**Given request**.
Below are some records. Count the lines with "Педагогика" in them and give nothing but the total.

**Information shown**.
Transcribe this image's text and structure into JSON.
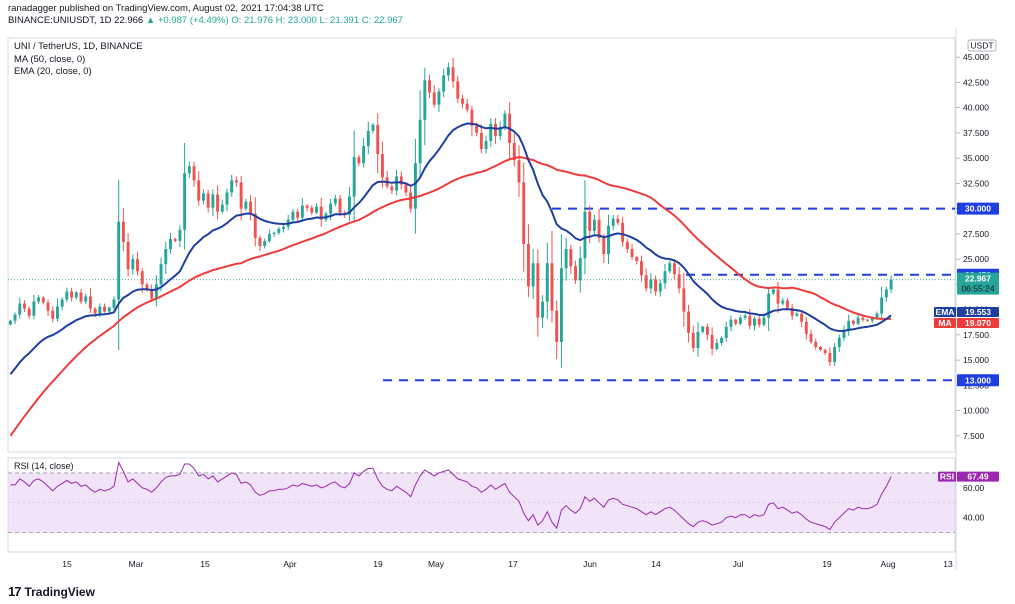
{
  "header": {
    "line1": "ranadagger published on TradingView.com, August 02, 2021 17:04:38 UTC",
    "symbol": "BINANCE:UNIUSDT, 1D",
    "price": "22.966",
    "change": "▲ +0.987 (+4.49%)",
    "ohlc": "O: 21.976  H: 23.000  L: 21.391  C: 22.967"
  },
  "legend": {
    "title": "UNI / TetherUS, 1D, BINANCE",
    "ma": "MA (50, close, 0)",
    "ema": "EMA (20, close, 0)"
  },
  "rsi_legend": "RSI (14, close)",
  "footer": {
    "logo": "17",
    "brand": "TradingView"
  },
  "colors": {
    "up": "#26a69a",
    "down": "#ef5350",
    "ema": "#1e3fa0",
    "ma": "#ef3b3b",
    "level": "#1f3fe0",
    "rsi": "#9c27b0",
    "rsi_band": "#e9d5f5",
    "last": "#26a69a"
  },
  "chart_data": [
    {
      "type": "candlestick",
      "currency": "USDT",
      "x_ticks": [
        "15",
        "Mar",
        "15",
        "Apr",
        "19",
        "May",
        "17",
        "Jun",
        "14",
        "Jul",
        "19",
        "Aug",
        "13"
      ],
      "y_ticks": [
        "45.000",
        "42.500",
        "40.000",
        "37.500",
        "35.000",
        "32.500",
        "30.000",
        "27.500",
        "25.000",
        "22.500",
        "20.000",
        "17.500",
        "15.000",
        "12.500",
        "10.000",
        "7.500"
      ],
      "ylim": [
        5.9,
        46.9
      ],
      "horizontal_levels": [
        {
          "label": "30.000",
          "value": 30.0
        },
        {
          "label": "23.450",
          "value": 23.45
        },
        {
          "label": "13.000",
          "value": 13.0
        }
      ],
      "price_tags": [
        {
          "label": "22.967",
          "value": 22.967,
          "sub": "06:55:24"
        }
      ],
      "indicator_tags": [
        {
          "name": "EMA",
          "label": "19.553",
          "value": 19.553
        },
        {
          "name": "MA",
          "label": "19.070",
          "value": 19.07
        }
      ],
      "closes": [
        18.9,
        19.5,
        20.6,
        20.1,
        19.4,
        20.8,
        21.2,
        20.7,
        19.9,
        19.1,
        20.3,
        21.0,
        21.8,
        21.2,
        21.7,
        20.8,
        21.3,
        20.1,
        19.6,
        20.3,
        19.8,
        20.2,
        21.0,
        28.7,
        26.7,
        24.0,
        25.0,
        23.8,
        22.5,
        22.0,
        21.1,
        22.5,
        24.5,
        26.0,
        27.0,
        26.8,
        27.9,
        33.5,
        34.2,
        32.8,
        30.8,
        31.5,
        30.1,
        31.4,
        29.7,
        30.4,
        31.6,
        32.8,
        32.6,
        30.0,
        30.7,
        29.5,
        27.1,
        26.3,
        26.8,
        27.5,
        27.6,
        28.0,
        28.2,
        28.9,
        29.7,
        29.1,
        30.3,
        30.1,
        29.6,
        30.2,
        28.9,
        29.5,
        30.5,
        31.0,
        29.6,
        29.4,
        31.2,
        35.1,
        34.5,
        36.2,
        37.7,
        38.3,
        35.4,
        33.1,
        32.2,
        31.8,
        33.2,
        32.4,
        31.6,
        30.0,
        34.5,
        38.8,
        42.7,
        41.5,
        40.3,
        41.6,
        43.2,
        44.0,
        42.6,
        40.9,
        40.4,
        39.8,
        38.2,
        37.5,
        35.9,
        36.7,
        38.4,
        37.2,
        38.1,
        39.4,
        36.5,
        34.8,
        32.6,
        26.5,
        22.3,
        24.6,
        19.2,
        20.8,
        24.6,
        19.9,
        16.8,
        24.1,
        26.0,
        24.3,
        22.9,
        25.1,
        29.7,
        27.8,
        28.9,
        27.1,
        25.5,
        28.3,
        29.0,
        28.6,
        26.7,
        26.0,
        25.2,
        24.8,
        23.4,
        22.1,
        23.0,
        21.8,
        22.6,
        23.8,
        24.6,
        23.5,
        22.1,
        19.8,
        17.7,
        16.2,
        17.8,
        18.3,
        17.5,
        16.1,
        16.7,
        17.2,
        18.3,
        19.0,
        18.6,
        19.2,
        19.4,
        18.4,
        19.1,
        18.5,
        19.2,
        21.6,
        22.0,
        20.6,
        20.9,
        20.2,
        19.4,
        19.6,
        18.8,
        17.6,
        16.8,
        16.3,
        16.0,
        15.7,
        14.8,
        16.3,
        17.2,
        18.0,
        18.9,
        18.6,
        19.2,
        19.0,
        18.9,
        19.2,
        19.6,
        21.2,
        22.0,
        22.967
      ],
      "panes": [
        {
          "name": "RSI",
          "series_name": "RSI",
          "y_ticks": [
            "60.00",
            "40.00"
          ],
          "band": [
            30,
            70
          ],
          "last": {
            "label": "67.49",
            "value": 67.49
          },
          "values": [
            62,
            62,
            66,
            64,
            61,
            65,
            66,
            64,
            61,
            58,
            61,
            63,
            65,
            63,
            64,
            61,
            62,
            59,
            57,
            59,
            58,
            59,
            61,
            77,
            71,
            64,
            66,
            63,
            60,
            59,
            57,
            60,
            64,
            67,
            68,
            68,
            69,
            76,
            76,
            73,
            68,
            69,
            66,
            68,
            64,
            66,
            68,
            70,
            69,
            63,
            64,
            62,
            57,
            55,
            56,
            58,
            58,
            59,
            59,
            60,
            62,
            61,
            63,
            62,
            61,
            62,
            60,
            61,
            63,
            64,
            61,
            60,
            63,
            70,
            68,
            71,
            73,
            73,
            66,
            61,
            59,
            58,
            61,
            59,
            57,
            54,
            62,
            68,
            72,
            70,
            68,
            70,
            71,
            72,
            69,
            66,
            65,
            64,
            61,
            60,
            57,
            59,
            62,
            59,
            61,
            63,
            57,
            54,
            51,
            43,
            38,
            42,
            35,
            38,
            44,
            37,
            33,
            45,
            48,
            45,
            43,
            46,
            54,
            51,
            53,
            50,
            47,
            52,
            53,
            52,
            49,
            48,
            47,
            46,
            44,
            42,
            44,
            42,
            44,
            46,
            47,
            45,
            42,
            39,
            36,
            34,
            37,
            38,
            37,
            35,
            36,
            37,
            40,
            41,
            40,
            42,
            42,
            40,
            42,
            41,
            42,
            49,
            50,
            46,
            47,
            45,
            43,
            44,
            42,
            39,
            37,
            36,
            35,
            34,
            32,
            37,
            40,
            43,
            46,
            45,
            47,
            46,
            46,
            47,
            49,
            56,
            61,
            67.49
          ]
        }
      ]
    }
  ]
}
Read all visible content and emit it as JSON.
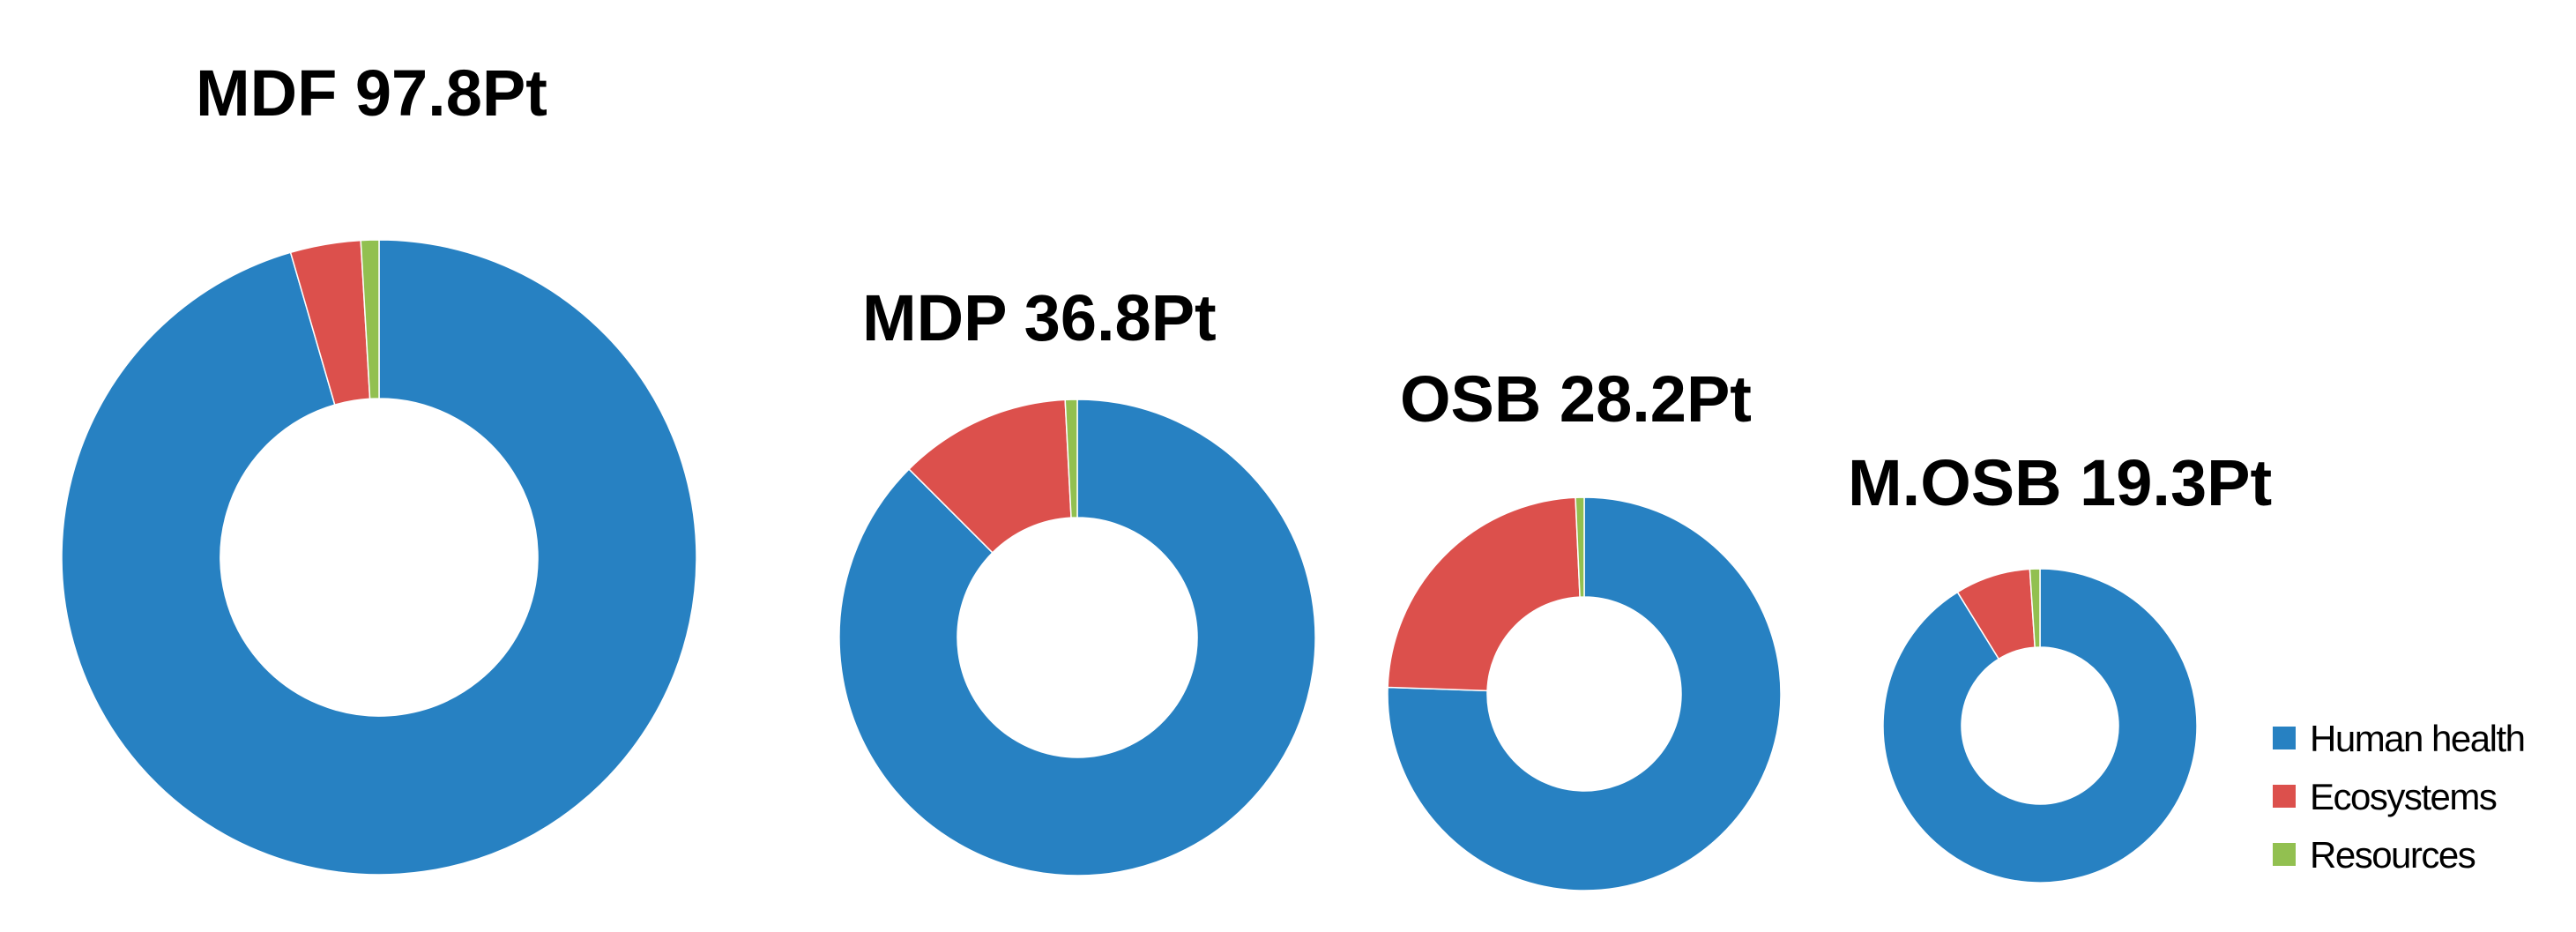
{
  "chart_data": {
    "type": "donut",
    "legend_position": "bottom-right",
    "series_names": [
      "Human health",
      "Ecosystems",
      "Resources"
    ],
    "colors": {
      "Human health": "#2781c2",
      "Ecosystems": "#dc504c",
      "Resources": "#92c050"
    },
    "charts": [
      {
        "title": "MDF 97.8Pt",
        "total": 97.8,
        "values": {
          "Human health": 93.4,
          "Ecosystems": 3.5,
          "Resources": 0.9
        }
      },
      {
        "title": "MDP 36.8Pt",
        "total": 36.8,
        "values": {
          "Human health": 32.2,
          "Ecosystems": 4.3,
          "Resources": 0.3
        }
      },
      {
        "title": "OSB 28.2Pt",
        "total": 28.2,
        "values": {
          "Human health": 21.3,
          "Ecosystems": 6.7,
          "Resources": 0.2
        }
      },
      {
        "title": "M.OSB 19.3Pt",
        "total": 19.3,
        "values": {
          "Human health": 17.6,
          "Ecosystems": 1.5,
          "Resources": 0.2
        }
      }
    ]
  }
}
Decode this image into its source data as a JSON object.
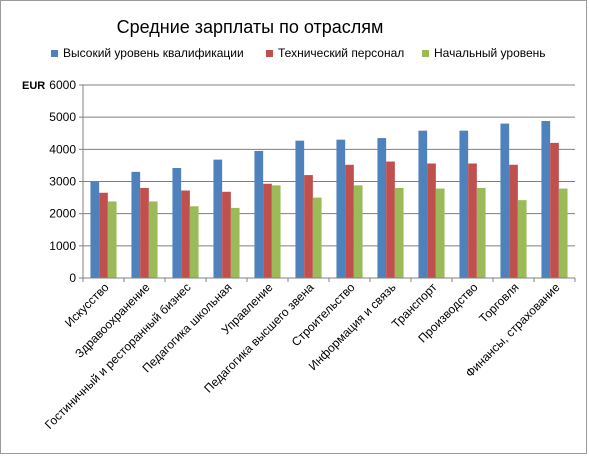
{
  "chart_data": {
    "type": "bar",
    "title": "Средние зарплаты по отраслям",
    "ylabel": "EUR",
    "xlabel": "",
    "ylim": [
      0,
      6000
    ],
    "yticks": [
      0,
      1000,
      2000,
      3000,
      4000,
      5000,
      6000
    ],
    "grid": true,
    "legend_position": "top",
    "categories": [
      "Искусство",
      "Здравоохранение",
      "Гостиничный и ресторанный бизнес",
      "Педагогика школьная",
      "Управление",
      "Педагогика высшего звена",
      "Строительство",
      "Информация и связь",
      "Транспорт",
      "Производство",
      "Торговля",
      "Финансы, страхование"
    ],
    "series": [
      {
        "name": "Высокий уровень квалификации",
        "color": "#4f81bd",
        "values": [
          3000,
          3300,
          3420,
          3680,
          3950,
          4270,
          4300,
          4350,
          4580,
          4580,
          4800,
          4880
        ]
      },
      {
        "name": "Технический персонал",
        "color": "#c0504d",
        "values": [
          2650,
          2800,
          2720,
          2680,
          2930,
          3200,
          3520,
          3620,
          3560,
          3560,
          3520,
          4200
        ]
      },
      {
        "name": "Начальный уровень",
        "color": "#9bbb59",
        "values": [
          2380,
          2380,
          2230,
          2180,
          2880,
          2500,
          2880,
          2800,
          2780,
          2800,
          2420,
          2780
        ]
      }
    ]
  }
}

**Result for this task**.
2